Say how many lines of the material below contain the word "فروش", with no other words.

— START OF EXTRACTED MATERIAL —

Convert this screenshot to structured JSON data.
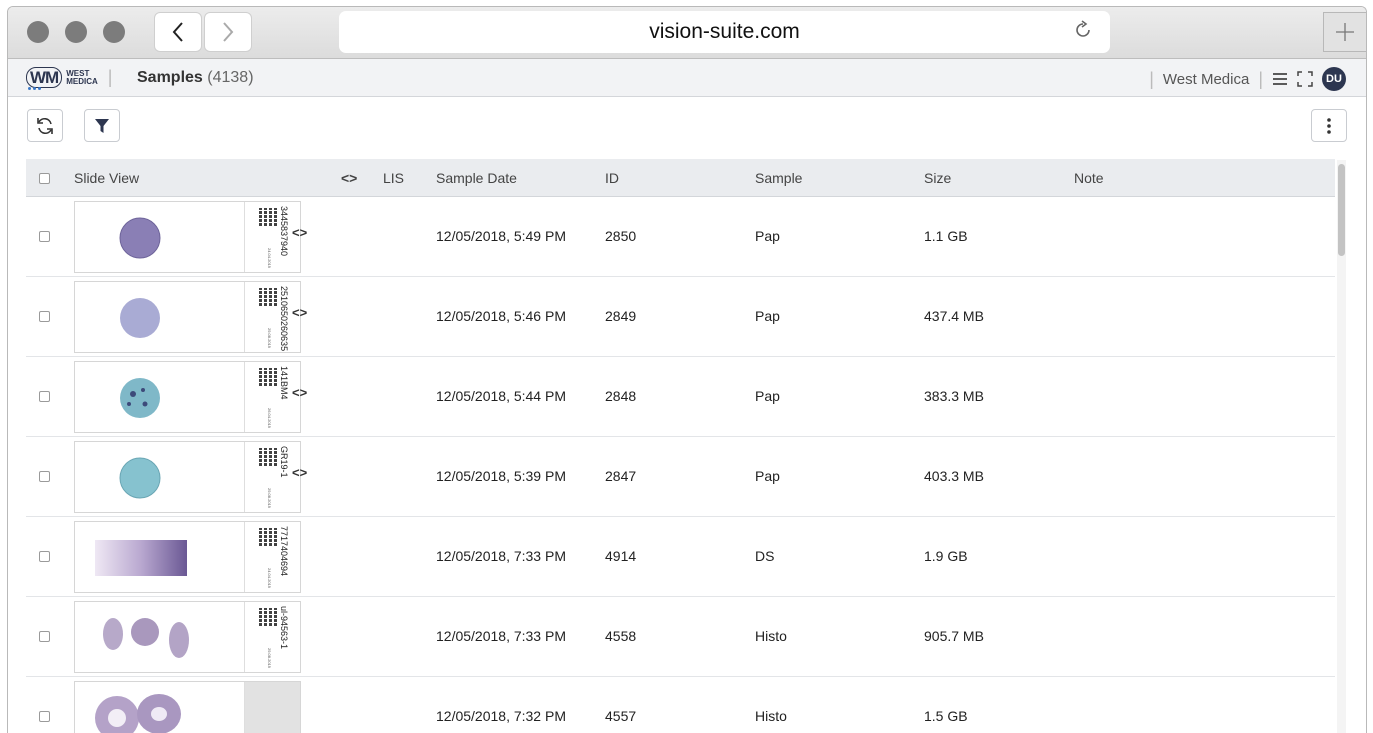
{
  "browser": {
    "url": "vision-suite.com",
    "back_icon": "chevron-left-icon",
    "forward_icon": "chevron-right-icon",
    "reload_icon": "reload-icon",
    "newtab_icon": "plus-icon"
  },
  "header": {
    "logo_initials": "WM",
    "logo_brand_line1": "WEST",
    "logo_brand_line2": "MEDICA",
    "title": "Samples",
    "count": "(4138)",
    "org": "West Medica",
    "avatar": "DU"
  },
  "toolbar": {
    "refresh_icon": "refresh-icon",
    "filter_icon": "filter-icon",
    "more_icon": "more-vertical-icon"
  },
  "table": {
    "columns": {
      "slide_view": "Slide View",
      "code": "<>",
      "lis": "LIS",
      "sample_date": "Sample Date",
      "id": "ID",
      "sample": "Sample",
      "size": "Size",
      "note": "Note"
    },
    "rows": [
      {
        "label_text": "3445837940",
        "label_date": "24.04.2019",
        "code": "<>",
        "date": "12/05/2018, 5:49 PM",
        "id": "2850",
        "sample": "Pap",
        "size": "1.1 GB",
        "note": ""
      },
      {
        "label_text": "2510650260635",
        "label_date": "29.08.2019",
        "code": "<>",
        "date": "12/05/2018, 5:46 PM",
        "id": "2849",
        "sample": "Pap",
        "size": "437.4 MB",
        "note": ""
      },
      {
        "label_text": "141BM4",
        "label_date": "26.04.2019",
        "code": "<>",
        "date": "12/05/2018, 5:44 PM",
        "id": "2848",
        "sample": "Pap",
        "size": "383.3 MB",
        "note": ""
      },
      {
        "label_text": "GR19-1",
        "label_date": "29.08.2019",
        "code": "<>",
        "date": "12/05/2018, 5:39 PM",
        "id": "2847",
        "sample": "Pap",
        "size": "403.3 MB",
        "note": ""
      },
      {
        "label_text": "7717404694",
        "label_date": "24.04.2019",
        "code": "",
        "date": "12/05/2018, 7:33 PM",
        "id": "4914",
        "sample": "DS",
        "size": "1.9 GB",
        "note": ""
      },
      {
        "label_text": "ul-94563-1",
        "label_date": "29.08.2019",
        "code": "",
        "date": "12/05/2018, 7:33 PM",
        "id": "4558",
        "sample": "Histo",
        "size": "905.7 MB",
        "note": ""
      },
      {
        "label_text": "",
        "label_date": "",
        "code": "",
        "date": "12/05/2018, 7:32 PM",
        "id": "4557",
        "sample": "Histo",
        "size": "1.5 GB",
        "note": ""
      }
    ]
  }
}
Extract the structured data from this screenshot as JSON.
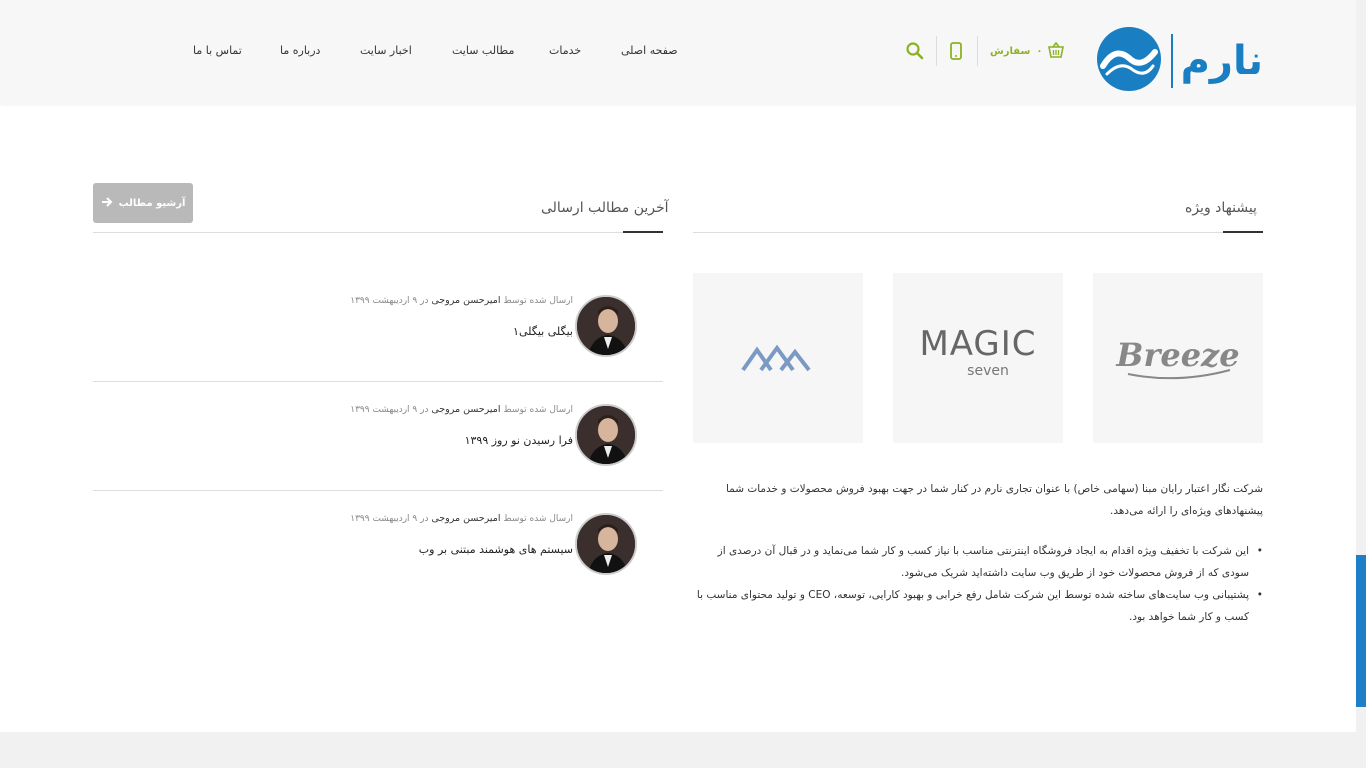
{
  "header": {
    "logo_text": "نارم",
    "cart": {
      "count": "۰",
      "label": "سفارش"
    },
    "nav": [
      "صفحه اصلی",
      "خدمات",
      "مطالب سایت",
      "اخبار سایت",
      "درباره ما",
      "تماس با ما"
    ]
  },
  "featured": {
    "title": "پیشنهاد ویژه",
    "brands": [
      "Breeze",
      "MAGIC seven",
      "mountain-logo"
    ],
    "magic_top": "MAGIC",
    "magic_bottom": "seven",
    "breeze": "Breeze",
    "description": "شرکت نگار اعتبار رایان مبنا (سهامی خاص) با عنوان تجاری نارم در کنار شما در جهت بهبود فروش محصولات و خدمات شما پیشنهادهای ویژه‌ای را ارائه می‌دهد.",
    "bullets": [
      "این شرکت با تخفیف ویژه اقدام به ایجاد فروشگاه اینترنتی مناسب با نیاز کسب و کار شما می‌نماید و در قبال آن درصدی از سودی که از فروش محصولات خود از طریق وب سایت داشته‌اید شریک می‌شود.",
      "پشتیبانی وب سایت‌های ساخته شده توسط این شرکت شامل رفع خرابی و بهبود کارایی، توسعه، CEO و تولید محتوای مناسب با کسب و کار شما خواهد بود."
    ]
  },
  "latest": {
    "title": "آخرین مطالب ارسالی",
    "archive_button": "آرشیو مطالب",
    "posts": [
      {
        "meta_prefix": "ارسال شده توسط",
        "author": "امیرحسن مروجی",
        "meta_suffix": "در ۹ اردیبهشت ۱۳۹۹",
        "title": "بیگلی بیگلی۱"
      },
      {
        "meta_prefix": "ارسال شده توسط",
        "author": "امیرحسن مروجی",
        "meta_suffix": "در ۹ اردیبهشت ۱۳۹۹",
        "title": "فرا رسیدن نو روز ۱۳۹۹"
      },
      {
        "meta_prefix": "ارسال شده توسط",
        "author": "امیرحسن مروجی",
        "meta_suffix": "در ۹ اردیبهشت ۱۳۹۹",
        "title": "سیستم های هوشمند مبتنی بر وب"
      }
    ]
  },
  "colors": {
    "accent": "#8cb123",
    "brand_blue": "#1e7fc8",
    "button_gray": "#b9b9b9"
  },
  "icons": [
    "basket-icon",
    "mobile-icon",
    "search-icon",
    "arrow-right-icon"
  ]
}
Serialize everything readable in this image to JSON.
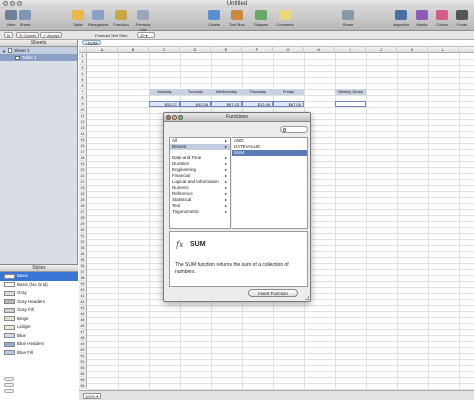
{
  "window": {
    "title": "Untitled"
  },
  "toolbar": {
    "left": [
      {
        "name": "view",
        "label": "View",
        "color": "#6d7f99"
      },
      {
        "name": "sheet",
        "label": "Sheet",
        "color": "#7f95b8"
      },
      {
        "name": "table",
        "label": "Table",
        "color": "#e9b84a"
      },
      {
        "name": "reorganize",
        "label": "Reorganize",
        "color": "#8aa0c4"
      },
      {
        "name": "function",
        "label": "Function",
        "color": "#c9a646"
      },
      {
        "name": "formula-list",
        "label": "Formula List",
        "color": "#9aa7b8"
      }
    ],
    "middle": [
      {
        "name": "charts",
        "label": "Charts",
        "color": "#5a8fd0"
      },
      {
        "name": "text-box",
        "label": "Text Box",
        "color": "#c98a3e"
      },
      {
        "name": "shapes",
        "label": "Shapes",
        "color": "#6aa86a"
      },
      {
        "name": "comment",
        "label": "Comment",
        "color": "#e8d87a"
      }
    ],
    "share": {
      "label": "Share",
      "color": "#8899aa"
    },
    "right": [
      {
        "name": "inspector",
        "label": "Inspector",
        "color": "#4a6fa5"
      },
      {
        "name": "media",
        "label": "Media",
        "color": "#8e5ab8"
      },
      {
        "name": "colors",
        "label": "Colors",
        "color": "#d75a8b"
      },
      {
        "name": "fonts",
        "label": "Fonts",
        "color": "#555555"
      }
    ]
  },
  "formatbar": {
    "fx_label": "fx",
    "cancel_label": "Cancel",
    "accept_label": "Accept",
    "text_size_label": "Formula Text Size:",
    "text_size_value": "10"
  },
  "sidebar": {
    "sheets_header": "Sheets",
    "sheet_name": "Sheet 1",
    "table_name": "Table 1",
    "styles_header": "Styles",
    "styles": [
      {
        "label": "Basic",
        "swatch": "#f4f4f4",
        "selected": true
      },
      {
        "label": "Basic (No Grid)",
        "swatch": "#ffffff"
      },
      {
        "label": "Gray",
        "swatch": "#d8d8d8"
      },
      {
        "label": "Gray Headers",
        "swatch": "#b8b8b8"
      },
      {
        "label": "Gray Fill",
        "swatch": "#cfcfcf"
      },
      {
        "label": "Beige",
        "swatch": "#eadfc8"
      },
      {
        "label": "Ledger",
        "swatch": "#e3ecd3"
      },
      {
        "label": "Blue",
        "swatch": "#cfdcf0"
      },
      {
        "label": "Blue Headers",
        "swatch": "#8ea8d8"
      },
      {
        "label": "Blue Fill",
        "swatch": "#b7c9ea"
      }
    ]
  },
  "formula": {
    "token": "=SUM"
  },
  "grid": {
    "columns": [
      "A",
      "B",
      "C",
      "D",
      "E",
      "F",
      "G",
      "H",
      "I",
      "J",
      "K",
      "L"
    ],
    "headers": [
      "Monday",
      "Tuesday",
      "Wednesday",
      "Thursday",
      "Friday"
    ],
    "values": [
      "$53.27",
      "$42.06",
      "$67.33",
      "$12.06",
      "$67.00"
    ],
    "extra_header": "Weekly Gross"
  },
  "dialog": {
    "title": "Functions",
    "categories": [
      {
        "label": "All",
        "chev": "▸"
      },
      {
        "label": "Recent",
        "chev": "▸",
        "selected": true
      },
      {
        "label": "",
        "gap": true
      },
      {
        "label": "Date and Time",
        "chev": "▸"
      },
      {
        "label": "Duration",
        "chev": "▸"
      },
      {
        "label": "Engineering",
        "chev": "▸"
      },
      {
        "label": "Financial",
        "chev": "▸"
      },
      {
        "label": "Logical and Information",
        "chev": "▸"
      },
      {
        "label": "Numeric",
        "chev": "▸"
      },
      {
        "label": "Reference",
        "chev": "▸"
      },
      {
        "label": "Statistical",
        "chev": "▸"
      },
      {
        "label": "Text",
        "chev": "▸"
      },
      {
        "label": "Trigonometric",
        "chev": "▸"
      }
    ],
    "functions": [
      {
        "label": "AND"
      },
      {
        "label": "DATEVALUE"
      },
      {
        "label": "SUM",
        "selected": true
      }
    ],
    "fx_symbol": "fx",
    "selected_name": "SUM",
    "description": "The SUM function returns the sum of a collection of numbers.",
    "insert_label": "Insert Function"
  },
  "statusbar": {
    "zoom": "100%"
  }
}
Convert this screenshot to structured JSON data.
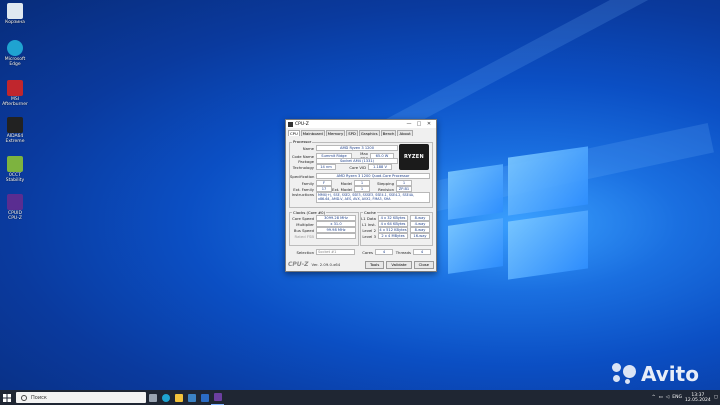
{
  "desktop": {
    "icons": [
      {
        "label": "Корзина",
        "color": "#dfe8f0"
      },
      {
        "label": "Microsoft Edge",
        "color": "#1fa3d1"
      },
      {
        "label": "MSI Afterburner",
        "color": "#c0262d"
      },
      {
        "label": "AIDA64 Extreme",
        "color": "#222222"
      },
      {
        "label": "0CCT Stability",
        "color": "#7db33f"
      },
      {
        "label": "CPUID CPU-Z",
        "color": "#5a2d91"
      }
    ]
  },
  "cpuz": {
    "title": "CPU-Z",
    "window_buttons": [
      "—",
      "□",
      "✕"
    ],
    "tabs": [
      "CPU",
      "Mainboard",
      "Memory",
      "SPD",
      "Graphics",
      "Bench",
      "About"
    ],
    "active_tab": "CPU",
    "processor": {
      "group_title": "Processor",
      "name_label": "Name",
      "name": "AMD Ryzen 3 1200",
      "codename_label": "Code Name",
      "codename": "Summit Ridge",
      "maxtdp_label": "Max TDP",
      "maxtdp": "65.0 W",
      "package_label": "Package",
      "package": "Socket AM4 (1331)",
      "technology_label": "Technology",
      "technology": "14 nm",
      "corevid_label": "Core VID",
      "corevid": "1.188 V",
      "logo_text": "RYZEN"
    },
    "spec": {
      "specification_label": "Specification",
      "specification": "AMD Ryzen 3 1200 Quad-Core Processor",
      "family_label": "Family",
      "family": "F",
      "model_label": "Model",
      "model": "1",
      "stepping_label": "Stepping",
      "stepping": "1",
      "extfamily_label": "Ext. Family",
      "extfamily": "17",
      "extmodel_label": "Ext. Model",
      "extmodel": "1",
      "revision_label": "Revision",
      "revision": "ZP-B1",
      "instructions_label": "Instructions",
      "instructions_line1": "MMX(+), SSE, SSE2, SSE3, SSSE3, SSE4.1, SSE4.2, SSE4A,",
      "instructions_line2": "x86-64, AMD-V, AES, AVX, AVX2, FMA3, SHA"
    },
    "clocks": {
      "group_title": "Clocks (Core #0)",
      "corespeed_label": "Core Speed",
      "corespeed": "3099.28 MHz",
      "multiplier_label": "Multiplier",
      "multiplier": "x 31.0",
      "busspeed_label": "Bus Speed",
      "busspeed": "99.98 MHz",
      "ratedfsb_label": "Rated FSB",
      "ratedfsb": ""
    },
    "cache": {
      "group_title": "Cache",
      "rows": [
        {
          "label": "L1 Data",
          "size": "4 x 32 KBytes",
          "way": "8-way"
        },
        {
          "label": "L1 Inst.",
          "size": "4 x 64 KBytes",
          "way": "4-way"
        },
        {
          "label": "Level 2",
          "size": "4 x 512 KBytes",
          "way": "8-way"
        },
        {
          "label": "Level 3",
          "size": "2 x 4 MBytes",
          "way": "16-way"
        }
      ]
    },
    "selection": {
      "selection_label": "Selection",
      "selection_value": "Socket #1",
      "cores_label": "Cores",
      "cores": "4",
      "threads_label": "Threads",
      "threads": "4"
    },
    "footer": {
      "brand": "CPU-Z",
      "version": "Ver. 2.09.0.x64",
      "tools": "Tools",
      "validate": "Validate",
      "close": "Close"
    }
  },
  "taskbar": {
    "search_placeholder": "Поиск",
    "apps": [
      {
        "name": "task-view",
        "color": "#9aa4b2"
      },
      {
        "name": "edge",
        "color": "#1fa3d1"
      },
      {
        "name": "file-explorer",
        "color": "#f3c33c"
      },
      {
        "name": "store",
        "color": "#3b82c4"
      },
      {
        "name": "mail",
        "color": "#2b6cc4"
      },
      {
        "name": "cpu-z",
        "color": "#6b3fa0"
      }
    ],
    "lang": "ENG",
    "time": "13:37",
    "date": "12.05.2024"
  },
  "watermark": {
    "text": "Avito"
  }
}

— END OF EXTRACTED MATERIAL —

▶ ANSWER TO THIS PROBLEM
2